== Data provided ==
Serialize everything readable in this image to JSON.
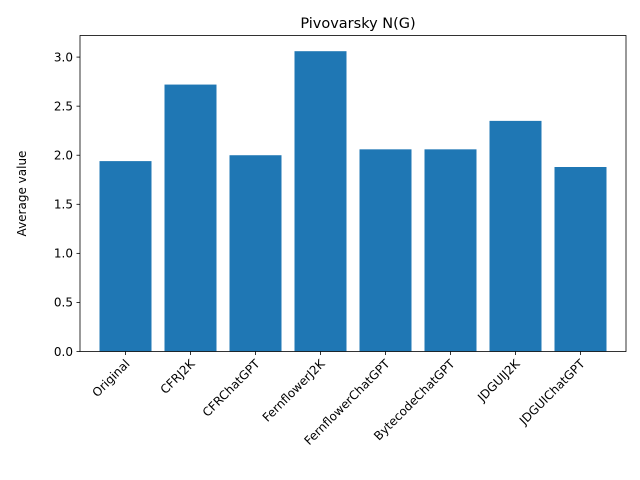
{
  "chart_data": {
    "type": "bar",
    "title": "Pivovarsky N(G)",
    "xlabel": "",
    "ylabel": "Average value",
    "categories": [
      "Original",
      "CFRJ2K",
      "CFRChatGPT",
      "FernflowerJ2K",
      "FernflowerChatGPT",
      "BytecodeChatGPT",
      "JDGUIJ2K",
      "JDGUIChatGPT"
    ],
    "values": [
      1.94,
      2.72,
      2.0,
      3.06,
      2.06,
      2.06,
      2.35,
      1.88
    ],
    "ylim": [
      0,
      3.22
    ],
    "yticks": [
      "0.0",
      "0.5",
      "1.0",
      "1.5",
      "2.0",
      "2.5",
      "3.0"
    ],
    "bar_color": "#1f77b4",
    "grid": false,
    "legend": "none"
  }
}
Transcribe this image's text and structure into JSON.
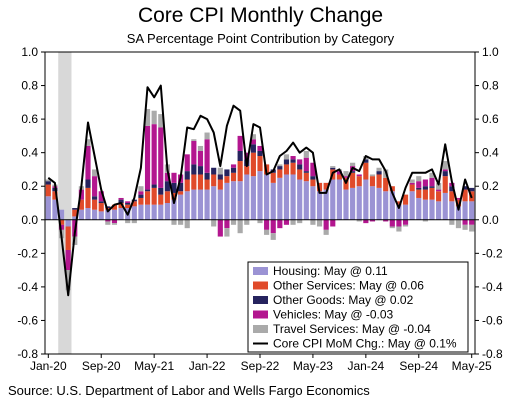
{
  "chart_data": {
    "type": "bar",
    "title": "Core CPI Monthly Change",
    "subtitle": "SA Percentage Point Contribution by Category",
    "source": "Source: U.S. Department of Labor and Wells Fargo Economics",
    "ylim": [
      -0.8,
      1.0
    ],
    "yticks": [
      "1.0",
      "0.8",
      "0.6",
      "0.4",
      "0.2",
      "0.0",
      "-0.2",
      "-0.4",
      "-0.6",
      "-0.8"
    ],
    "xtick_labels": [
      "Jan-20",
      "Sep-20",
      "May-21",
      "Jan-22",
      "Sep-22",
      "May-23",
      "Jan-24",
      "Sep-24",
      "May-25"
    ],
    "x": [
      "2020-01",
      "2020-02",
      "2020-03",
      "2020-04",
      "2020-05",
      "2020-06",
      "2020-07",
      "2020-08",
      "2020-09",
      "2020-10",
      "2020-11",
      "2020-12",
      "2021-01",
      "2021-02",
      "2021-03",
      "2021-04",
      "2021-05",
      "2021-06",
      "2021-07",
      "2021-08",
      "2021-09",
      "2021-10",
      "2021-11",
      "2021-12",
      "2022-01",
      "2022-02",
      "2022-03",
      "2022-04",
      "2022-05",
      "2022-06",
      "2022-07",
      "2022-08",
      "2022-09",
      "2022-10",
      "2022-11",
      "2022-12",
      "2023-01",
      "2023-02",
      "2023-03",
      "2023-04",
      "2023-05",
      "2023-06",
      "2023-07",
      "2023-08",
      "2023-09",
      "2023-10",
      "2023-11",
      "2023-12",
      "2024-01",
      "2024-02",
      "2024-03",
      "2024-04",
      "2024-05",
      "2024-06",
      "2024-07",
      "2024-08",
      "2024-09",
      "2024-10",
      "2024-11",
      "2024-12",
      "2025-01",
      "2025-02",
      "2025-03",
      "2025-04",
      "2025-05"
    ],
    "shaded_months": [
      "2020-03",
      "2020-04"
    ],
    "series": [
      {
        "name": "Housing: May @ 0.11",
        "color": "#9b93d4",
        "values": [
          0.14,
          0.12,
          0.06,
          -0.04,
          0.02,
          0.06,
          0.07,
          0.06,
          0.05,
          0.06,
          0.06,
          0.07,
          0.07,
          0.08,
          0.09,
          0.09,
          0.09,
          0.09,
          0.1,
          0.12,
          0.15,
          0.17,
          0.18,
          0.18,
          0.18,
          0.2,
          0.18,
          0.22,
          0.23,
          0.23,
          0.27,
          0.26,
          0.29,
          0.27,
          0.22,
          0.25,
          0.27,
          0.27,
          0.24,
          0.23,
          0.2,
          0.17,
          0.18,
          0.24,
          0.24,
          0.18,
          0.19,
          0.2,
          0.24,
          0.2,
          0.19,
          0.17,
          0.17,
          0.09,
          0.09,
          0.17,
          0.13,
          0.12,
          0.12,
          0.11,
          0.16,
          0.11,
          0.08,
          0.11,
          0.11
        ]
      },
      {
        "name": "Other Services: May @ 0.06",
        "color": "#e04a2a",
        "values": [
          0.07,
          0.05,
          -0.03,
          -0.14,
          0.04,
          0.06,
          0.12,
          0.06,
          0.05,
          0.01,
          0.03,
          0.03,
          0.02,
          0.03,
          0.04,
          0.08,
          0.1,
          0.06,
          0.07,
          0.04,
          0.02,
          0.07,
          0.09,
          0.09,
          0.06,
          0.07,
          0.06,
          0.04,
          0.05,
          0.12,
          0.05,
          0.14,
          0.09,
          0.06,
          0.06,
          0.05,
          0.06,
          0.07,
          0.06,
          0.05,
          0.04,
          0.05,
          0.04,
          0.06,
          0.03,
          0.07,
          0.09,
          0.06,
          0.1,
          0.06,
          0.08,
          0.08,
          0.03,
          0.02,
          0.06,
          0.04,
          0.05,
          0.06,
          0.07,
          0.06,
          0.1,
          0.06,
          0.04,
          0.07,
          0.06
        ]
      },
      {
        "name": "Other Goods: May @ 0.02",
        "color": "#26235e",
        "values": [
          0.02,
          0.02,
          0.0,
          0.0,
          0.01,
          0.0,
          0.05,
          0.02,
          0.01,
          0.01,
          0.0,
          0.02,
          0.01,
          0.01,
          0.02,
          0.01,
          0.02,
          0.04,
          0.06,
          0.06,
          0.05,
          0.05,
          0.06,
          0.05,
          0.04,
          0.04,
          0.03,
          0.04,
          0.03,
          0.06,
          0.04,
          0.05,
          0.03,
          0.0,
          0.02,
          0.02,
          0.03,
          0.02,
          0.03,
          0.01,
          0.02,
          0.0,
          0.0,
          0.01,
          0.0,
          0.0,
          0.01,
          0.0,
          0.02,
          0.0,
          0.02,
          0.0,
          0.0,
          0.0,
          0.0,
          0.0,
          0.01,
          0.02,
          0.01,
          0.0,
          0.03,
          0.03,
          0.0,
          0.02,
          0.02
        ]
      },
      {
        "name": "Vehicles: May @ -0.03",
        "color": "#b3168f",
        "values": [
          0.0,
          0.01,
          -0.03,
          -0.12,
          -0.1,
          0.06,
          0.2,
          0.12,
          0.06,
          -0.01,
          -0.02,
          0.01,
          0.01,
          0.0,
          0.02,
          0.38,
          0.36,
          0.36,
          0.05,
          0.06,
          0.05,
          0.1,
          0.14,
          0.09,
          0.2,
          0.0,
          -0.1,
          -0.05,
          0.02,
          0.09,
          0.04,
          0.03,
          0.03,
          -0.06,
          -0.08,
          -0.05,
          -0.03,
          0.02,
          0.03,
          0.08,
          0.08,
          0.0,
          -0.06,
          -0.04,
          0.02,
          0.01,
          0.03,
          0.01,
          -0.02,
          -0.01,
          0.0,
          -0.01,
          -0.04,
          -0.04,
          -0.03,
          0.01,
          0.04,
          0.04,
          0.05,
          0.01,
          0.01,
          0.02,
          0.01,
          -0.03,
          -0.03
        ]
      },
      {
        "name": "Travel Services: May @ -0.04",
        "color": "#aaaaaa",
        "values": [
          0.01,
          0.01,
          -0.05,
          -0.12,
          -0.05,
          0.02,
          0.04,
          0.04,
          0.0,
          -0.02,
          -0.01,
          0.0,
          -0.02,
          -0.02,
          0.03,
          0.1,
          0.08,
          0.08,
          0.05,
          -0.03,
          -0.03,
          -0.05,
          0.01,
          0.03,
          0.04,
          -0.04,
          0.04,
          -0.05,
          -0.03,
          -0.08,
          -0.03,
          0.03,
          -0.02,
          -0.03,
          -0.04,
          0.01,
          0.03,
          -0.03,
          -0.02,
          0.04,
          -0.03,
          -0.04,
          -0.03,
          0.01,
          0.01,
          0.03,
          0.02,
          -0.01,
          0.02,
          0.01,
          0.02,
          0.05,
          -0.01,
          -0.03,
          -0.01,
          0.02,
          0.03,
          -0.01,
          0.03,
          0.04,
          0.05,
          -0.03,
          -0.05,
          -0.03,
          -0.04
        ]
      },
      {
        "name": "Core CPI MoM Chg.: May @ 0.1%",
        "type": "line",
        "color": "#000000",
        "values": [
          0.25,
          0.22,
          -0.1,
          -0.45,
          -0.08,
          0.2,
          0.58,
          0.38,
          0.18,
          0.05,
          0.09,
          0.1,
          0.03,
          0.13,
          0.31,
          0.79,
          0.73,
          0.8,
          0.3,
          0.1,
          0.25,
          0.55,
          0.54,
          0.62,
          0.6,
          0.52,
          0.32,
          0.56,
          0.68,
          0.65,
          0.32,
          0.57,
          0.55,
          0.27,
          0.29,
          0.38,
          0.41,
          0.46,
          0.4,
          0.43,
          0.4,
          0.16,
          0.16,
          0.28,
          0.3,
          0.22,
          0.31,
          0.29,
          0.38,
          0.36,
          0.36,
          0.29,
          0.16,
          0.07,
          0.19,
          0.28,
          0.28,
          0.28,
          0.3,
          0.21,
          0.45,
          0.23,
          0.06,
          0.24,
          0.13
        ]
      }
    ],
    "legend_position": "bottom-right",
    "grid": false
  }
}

== Aim of the exercise ==
Read the entries and pick out all lines that include the word "this".

== Response ==
Serialize everything readable in this image to JSON.
Transcribe this image's text and structure into JSON.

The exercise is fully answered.